• Record set:

***

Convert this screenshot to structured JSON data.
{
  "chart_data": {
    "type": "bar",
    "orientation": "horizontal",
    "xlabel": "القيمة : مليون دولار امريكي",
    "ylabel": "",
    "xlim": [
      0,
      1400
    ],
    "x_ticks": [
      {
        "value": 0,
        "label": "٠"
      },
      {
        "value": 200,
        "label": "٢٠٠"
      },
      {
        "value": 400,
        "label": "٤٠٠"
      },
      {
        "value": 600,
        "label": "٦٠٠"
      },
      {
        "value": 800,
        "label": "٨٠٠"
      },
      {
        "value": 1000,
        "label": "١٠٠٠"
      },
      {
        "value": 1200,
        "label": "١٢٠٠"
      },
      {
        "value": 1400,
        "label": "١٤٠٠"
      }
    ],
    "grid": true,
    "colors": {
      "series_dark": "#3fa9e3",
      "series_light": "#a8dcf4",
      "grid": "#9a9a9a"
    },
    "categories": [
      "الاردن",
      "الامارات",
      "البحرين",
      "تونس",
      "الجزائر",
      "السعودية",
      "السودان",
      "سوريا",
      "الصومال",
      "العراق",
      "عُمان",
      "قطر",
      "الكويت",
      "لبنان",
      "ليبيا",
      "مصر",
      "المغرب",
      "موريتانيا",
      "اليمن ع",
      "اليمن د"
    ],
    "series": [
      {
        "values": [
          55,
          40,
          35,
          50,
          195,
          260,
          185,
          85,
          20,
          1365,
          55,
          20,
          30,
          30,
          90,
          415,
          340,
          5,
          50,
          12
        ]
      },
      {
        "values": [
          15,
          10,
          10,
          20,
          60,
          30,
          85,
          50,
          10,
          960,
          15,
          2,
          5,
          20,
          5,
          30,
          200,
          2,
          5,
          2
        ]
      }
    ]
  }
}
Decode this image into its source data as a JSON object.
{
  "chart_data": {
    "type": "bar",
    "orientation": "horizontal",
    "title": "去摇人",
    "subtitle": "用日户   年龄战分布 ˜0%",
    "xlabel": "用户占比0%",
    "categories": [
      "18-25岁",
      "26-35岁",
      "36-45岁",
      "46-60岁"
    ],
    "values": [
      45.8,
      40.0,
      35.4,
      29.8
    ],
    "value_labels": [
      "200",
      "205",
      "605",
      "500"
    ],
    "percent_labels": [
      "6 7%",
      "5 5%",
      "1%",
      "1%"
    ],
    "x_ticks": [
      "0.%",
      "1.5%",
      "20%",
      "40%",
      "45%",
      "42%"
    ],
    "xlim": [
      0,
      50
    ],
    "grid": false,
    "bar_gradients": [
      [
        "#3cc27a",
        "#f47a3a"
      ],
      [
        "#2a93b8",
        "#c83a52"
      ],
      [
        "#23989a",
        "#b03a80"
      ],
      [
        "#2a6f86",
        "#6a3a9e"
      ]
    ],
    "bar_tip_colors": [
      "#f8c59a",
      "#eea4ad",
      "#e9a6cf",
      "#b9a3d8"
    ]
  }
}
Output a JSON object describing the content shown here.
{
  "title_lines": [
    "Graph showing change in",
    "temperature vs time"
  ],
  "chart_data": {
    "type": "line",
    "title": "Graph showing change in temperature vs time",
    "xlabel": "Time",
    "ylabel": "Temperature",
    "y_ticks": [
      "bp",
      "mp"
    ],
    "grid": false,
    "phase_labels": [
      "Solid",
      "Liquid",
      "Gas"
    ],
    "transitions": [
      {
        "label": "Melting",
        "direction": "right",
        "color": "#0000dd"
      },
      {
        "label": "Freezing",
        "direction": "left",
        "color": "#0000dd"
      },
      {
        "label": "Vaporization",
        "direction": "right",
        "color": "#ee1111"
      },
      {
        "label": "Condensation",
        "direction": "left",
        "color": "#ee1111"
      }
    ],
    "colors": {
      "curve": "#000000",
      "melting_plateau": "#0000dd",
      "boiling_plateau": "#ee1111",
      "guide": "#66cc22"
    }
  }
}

***

• Task requirements:
Reproduce the listing above exactly from the line containing "Decode this image" through its last line, with both of those lines included.

• Solved problem:
Decode this image into its source data as a JSON object.
{
  "chart_data": {
    "type": "bar",
    "orientation": "horizontal",
    "title": "去摇人",
    "subtitle": "用日户   年龄战分布 ˜0%",
    "xlabel": "用户占比0%",
    "categories": [
      "18-25岁",
      "26-35岁",
      "36-45岁",
      "46-60岁"
    ],
    "values": [
      45.8,
      40.0,
      35.4,
      29.8
    ],
    "value_labels": [
      "200",
      "205",
      "605",
      "500"
    ],
    "percent_labels": [
      "6 7%",
      "5 5%",
      "1%",
      "1%"
    ],
    "x_ticks": [
      "0.%",
      "1.5%",
      "20%",
      "40%",
      "45%",
      "42%"
    ],
    "xlim": [
      0,
      50
    ],
    "grid": false,
    "bar_gradients": [
      [
        "#3cc27a",
        "#f47a3a"
      ],
      [
        "#2a93b8",
        "#c83a52"
      ],
      [
        "#23989a",
        "#b03a80"
      ],
      [
        "#2a6f86",
        "#6a3a9e"
      ]
    ],
    "bar_tip_colors": [
      "#f8c59a",
      "#eea4ad",
      "#e9a6cf",
      "#b9a3d8"
    ]
  }
}
Output a JSON object describing the content shown here.
{
  "title_lines": [
    "Graph showing change in",
    "temperature vs time"
  ],
  "chart_data": {
    "type": "line",
    "title": "Graph showing change in temperature vs time",
    "xlabel": "Time",
    "ylabel": "Temperature",
    "y_ticks": [
      "bp",
      "mp"
    ],
    "grid": false,
    "phase_labels": [
      "Solid",
      "Liquid",
      "Gas"
    ],
    "transitions": [
      {
        "label": "Melting",
        "direction": "right",
        "color": "#0000dd"
      },
      {
        "label": "Freezing",
        "direction": "left",
        "color": "#0000dd"
      },
      {
        "label": "Vaporization",
        "direction": "right",
        "color": "#ee1111"
      },
      {
        "label": "Condensation",
        "direction": "left",
        "color": "#ee1111"
      }
    ],
    "colors": {
      "curve": "#000000",
      "melting_plateau": "#0000dd",
      "boiling_plateau": "#ee1111",
      "guide": "#66cc22"
    }
  }
}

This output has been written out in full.